▸ **WHAT IS EXPECTED**: Determine how many lines in the entries below include "false". The reply should be that number and nothing else.

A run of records
# # #

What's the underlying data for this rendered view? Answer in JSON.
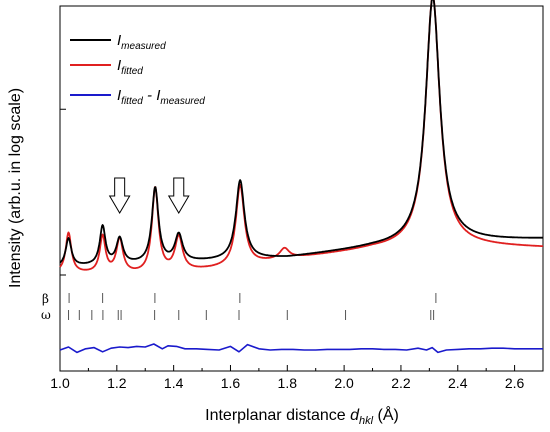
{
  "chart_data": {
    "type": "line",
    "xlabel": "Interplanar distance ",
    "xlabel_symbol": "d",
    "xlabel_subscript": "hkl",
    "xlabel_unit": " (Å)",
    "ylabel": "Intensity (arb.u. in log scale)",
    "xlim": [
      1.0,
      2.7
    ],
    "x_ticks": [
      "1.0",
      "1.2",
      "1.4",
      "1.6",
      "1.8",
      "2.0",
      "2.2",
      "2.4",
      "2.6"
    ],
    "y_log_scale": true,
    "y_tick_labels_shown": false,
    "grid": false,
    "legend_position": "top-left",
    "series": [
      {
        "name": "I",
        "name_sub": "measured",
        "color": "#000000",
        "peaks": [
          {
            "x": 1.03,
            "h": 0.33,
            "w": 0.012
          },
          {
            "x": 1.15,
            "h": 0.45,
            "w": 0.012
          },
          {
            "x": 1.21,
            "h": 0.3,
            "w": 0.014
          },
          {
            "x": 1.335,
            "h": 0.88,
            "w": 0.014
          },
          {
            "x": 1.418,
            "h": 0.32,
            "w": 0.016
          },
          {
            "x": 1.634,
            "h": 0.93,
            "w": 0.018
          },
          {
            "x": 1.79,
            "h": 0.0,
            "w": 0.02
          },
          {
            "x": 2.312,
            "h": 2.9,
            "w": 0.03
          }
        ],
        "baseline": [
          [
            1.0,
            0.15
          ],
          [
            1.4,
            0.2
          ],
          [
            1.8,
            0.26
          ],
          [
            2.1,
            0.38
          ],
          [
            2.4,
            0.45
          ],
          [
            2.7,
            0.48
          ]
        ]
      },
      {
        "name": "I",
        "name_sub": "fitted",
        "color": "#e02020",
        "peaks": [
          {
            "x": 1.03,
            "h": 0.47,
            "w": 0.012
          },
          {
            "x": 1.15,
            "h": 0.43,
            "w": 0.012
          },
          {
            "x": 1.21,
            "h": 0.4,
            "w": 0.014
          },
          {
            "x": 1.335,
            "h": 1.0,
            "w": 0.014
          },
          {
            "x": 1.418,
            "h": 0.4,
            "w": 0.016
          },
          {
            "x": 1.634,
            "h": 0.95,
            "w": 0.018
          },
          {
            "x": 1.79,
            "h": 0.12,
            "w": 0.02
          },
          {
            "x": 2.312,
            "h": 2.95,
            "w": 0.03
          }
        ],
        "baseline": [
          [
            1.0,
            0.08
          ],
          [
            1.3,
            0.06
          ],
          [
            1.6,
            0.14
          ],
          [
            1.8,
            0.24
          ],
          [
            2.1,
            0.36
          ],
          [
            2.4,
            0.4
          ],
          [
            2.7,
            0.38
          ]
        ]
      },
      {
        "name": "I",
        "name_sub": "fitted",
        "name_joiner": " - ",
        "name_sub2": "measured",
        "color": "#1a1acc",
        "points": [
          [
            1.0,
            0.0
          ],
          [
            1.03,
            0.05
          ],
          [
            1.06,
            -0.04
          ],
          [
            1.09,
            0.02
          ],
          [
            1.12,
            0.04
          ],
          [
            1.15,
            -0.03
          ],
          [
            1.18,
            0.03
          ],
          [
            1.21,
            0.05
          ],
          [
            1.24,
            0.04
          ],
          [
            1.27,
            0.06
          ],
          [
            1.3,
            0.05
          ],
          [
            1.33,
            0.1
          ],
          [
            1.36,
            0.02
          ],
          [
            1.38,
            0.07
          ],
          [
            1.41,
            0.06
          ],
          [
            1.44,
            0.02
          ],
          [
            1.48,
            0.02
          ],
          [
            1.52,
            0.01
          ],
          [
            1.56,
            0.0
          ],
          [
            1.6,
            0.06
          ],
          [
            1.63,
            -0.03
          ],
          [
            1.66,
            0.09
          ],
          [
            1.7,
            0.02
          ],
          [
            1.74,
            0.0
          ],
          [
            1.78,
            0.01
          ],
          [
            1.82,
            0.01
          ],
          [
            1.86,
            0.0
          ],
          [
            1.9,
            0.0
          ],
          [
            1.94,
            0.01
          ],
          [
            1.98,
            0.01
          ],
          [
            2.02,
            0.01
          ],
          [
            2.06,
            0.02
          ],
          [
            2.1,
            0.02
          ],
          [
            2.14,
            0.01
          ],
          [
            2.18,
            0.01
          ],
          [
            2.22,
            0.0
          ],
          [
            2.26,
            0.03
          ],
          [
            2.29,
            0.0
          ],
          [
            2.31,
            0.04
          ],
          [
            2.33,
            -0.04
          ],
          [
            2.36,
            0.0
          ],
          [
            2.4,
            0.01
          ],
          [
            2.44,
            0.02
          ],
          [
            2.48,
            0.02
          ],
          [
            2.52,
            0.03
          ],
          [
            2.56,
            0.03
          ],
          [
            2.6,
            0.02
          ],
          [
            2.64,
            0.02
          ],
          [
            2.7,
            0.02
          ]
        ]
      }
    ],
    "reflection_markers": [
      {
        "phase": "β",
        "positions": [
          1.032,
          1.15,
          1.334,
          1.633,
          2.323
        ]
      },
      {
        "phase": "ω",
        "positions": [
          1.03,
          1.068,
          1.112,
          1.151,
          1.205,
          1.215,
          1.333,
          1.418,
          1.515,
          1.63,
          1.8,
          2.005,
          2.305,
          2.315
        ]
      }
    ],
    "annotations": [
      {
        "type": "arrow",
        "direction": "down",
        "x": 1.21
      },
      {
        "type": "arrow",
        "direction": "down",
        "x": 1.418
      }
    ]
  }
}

# # #

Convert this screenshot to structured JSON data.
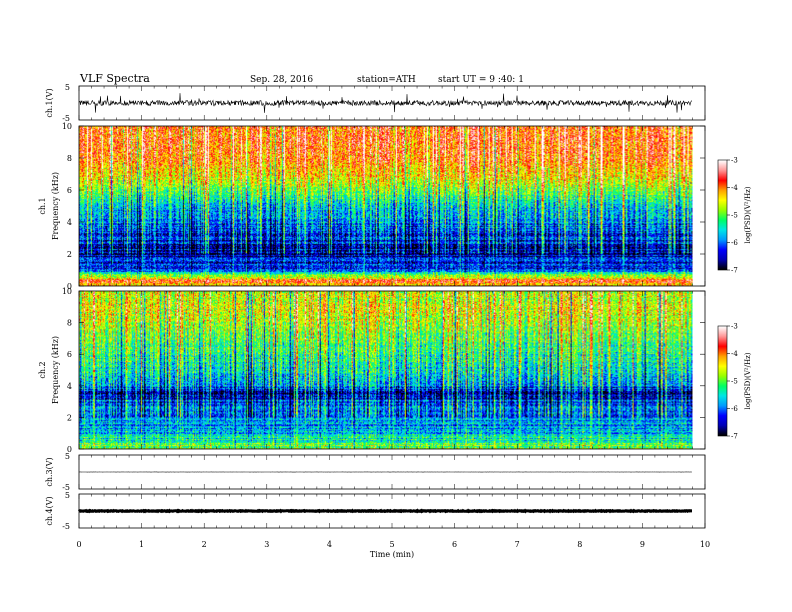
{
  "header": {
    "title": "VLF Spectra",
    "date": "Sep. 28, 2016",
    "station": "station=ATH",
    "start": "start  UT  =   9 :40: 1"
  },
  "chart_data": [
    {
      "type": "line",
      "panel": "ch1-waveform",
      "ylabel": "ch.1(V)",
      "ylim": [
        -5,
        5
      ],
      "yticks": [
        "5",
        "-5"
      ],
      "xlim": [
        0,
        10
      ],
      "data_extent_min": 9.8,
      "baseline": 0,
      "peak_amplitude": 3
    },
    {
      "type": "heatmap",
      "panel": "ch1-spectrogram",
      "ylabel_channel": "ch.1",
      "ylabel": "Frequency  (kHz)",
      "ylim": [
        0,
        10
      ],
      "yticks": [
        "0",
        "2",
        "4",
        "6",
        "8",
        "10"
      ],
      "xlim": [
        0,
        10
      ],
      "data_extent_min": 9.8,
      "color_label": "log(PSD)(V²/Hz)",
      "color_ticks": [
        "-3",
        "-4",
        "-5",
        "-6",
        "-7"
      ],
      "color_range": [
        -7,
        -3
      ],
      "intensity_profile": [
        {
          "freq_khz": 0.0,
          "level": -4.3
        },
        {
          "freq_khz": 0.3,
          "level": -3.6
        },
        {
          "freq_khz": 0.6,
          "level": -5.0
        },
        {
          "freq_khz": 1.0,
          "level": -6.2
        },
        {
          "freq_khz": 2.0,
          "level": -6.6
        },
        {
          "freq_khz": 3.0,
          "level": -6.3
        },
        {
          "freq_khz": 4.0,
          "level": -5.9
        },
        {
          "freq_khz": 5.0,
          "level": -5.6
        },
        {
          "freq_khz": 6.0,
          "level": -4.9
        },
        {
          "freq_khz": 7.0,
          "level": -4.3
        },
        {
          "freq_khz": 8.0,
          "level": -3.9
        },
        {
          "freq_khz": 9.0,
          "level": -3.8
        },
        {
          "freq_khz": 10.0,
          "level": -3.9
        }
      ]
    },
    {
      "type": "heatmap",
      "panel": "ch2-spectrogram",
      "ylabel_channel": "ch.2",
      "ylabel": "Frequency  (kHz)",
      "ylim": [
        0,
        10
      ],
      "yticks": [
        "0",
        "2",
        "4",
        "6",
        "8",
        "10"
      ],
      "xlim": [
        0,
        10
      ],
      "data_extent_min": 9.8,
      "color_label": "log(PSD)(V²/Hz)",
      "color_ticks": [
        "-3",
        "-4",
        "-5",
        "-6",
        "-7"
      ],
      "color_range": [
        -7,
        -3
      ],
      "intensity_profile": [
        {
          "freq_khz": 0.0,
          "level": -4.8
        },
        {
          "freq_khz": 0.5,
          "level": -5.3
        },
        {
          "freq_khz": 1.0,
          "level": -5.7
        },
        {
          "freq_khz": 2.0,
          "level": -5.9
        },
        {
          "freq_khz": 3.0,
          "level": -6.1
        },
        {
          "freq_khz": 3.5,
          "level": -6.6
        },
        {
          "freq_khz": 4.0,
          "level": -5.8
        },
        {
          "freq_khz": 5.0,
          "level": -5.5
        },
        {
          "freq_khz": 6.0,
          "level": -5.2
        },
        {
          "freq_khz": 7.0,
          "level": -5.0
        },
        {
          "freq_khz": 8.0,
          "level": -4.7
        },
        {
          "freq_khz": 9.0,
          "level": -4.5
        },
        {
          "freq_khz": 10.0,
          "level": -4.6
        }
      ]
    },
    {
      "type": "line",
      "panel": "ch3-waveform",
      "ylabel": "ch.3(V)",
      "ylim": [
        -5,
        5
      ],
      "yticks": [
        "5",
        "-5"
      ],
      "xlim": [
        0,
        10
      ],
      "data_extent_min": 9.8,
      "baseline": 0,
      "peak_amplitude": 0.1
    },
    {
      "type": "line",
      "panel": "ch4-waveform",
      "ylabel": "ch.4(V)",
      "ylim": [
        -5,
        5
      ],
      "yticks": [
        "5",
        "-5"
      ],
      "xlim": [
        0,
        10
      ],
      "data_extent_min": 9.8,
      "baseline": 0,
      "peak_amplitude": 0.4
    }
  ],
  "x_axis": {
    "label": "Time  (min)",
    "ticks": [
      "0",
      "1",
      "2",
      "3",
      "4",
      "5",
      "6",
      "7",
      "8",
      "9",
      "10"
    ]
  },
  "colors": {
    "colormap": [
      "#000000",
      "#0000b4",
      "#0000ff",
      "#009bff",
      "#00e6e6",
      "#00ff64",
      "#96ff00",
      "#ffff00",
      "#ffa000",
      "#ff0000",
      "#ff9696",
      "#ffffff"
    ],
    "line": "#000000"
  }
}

# # #

▸ **ANSWER TO THIS TASK**: 2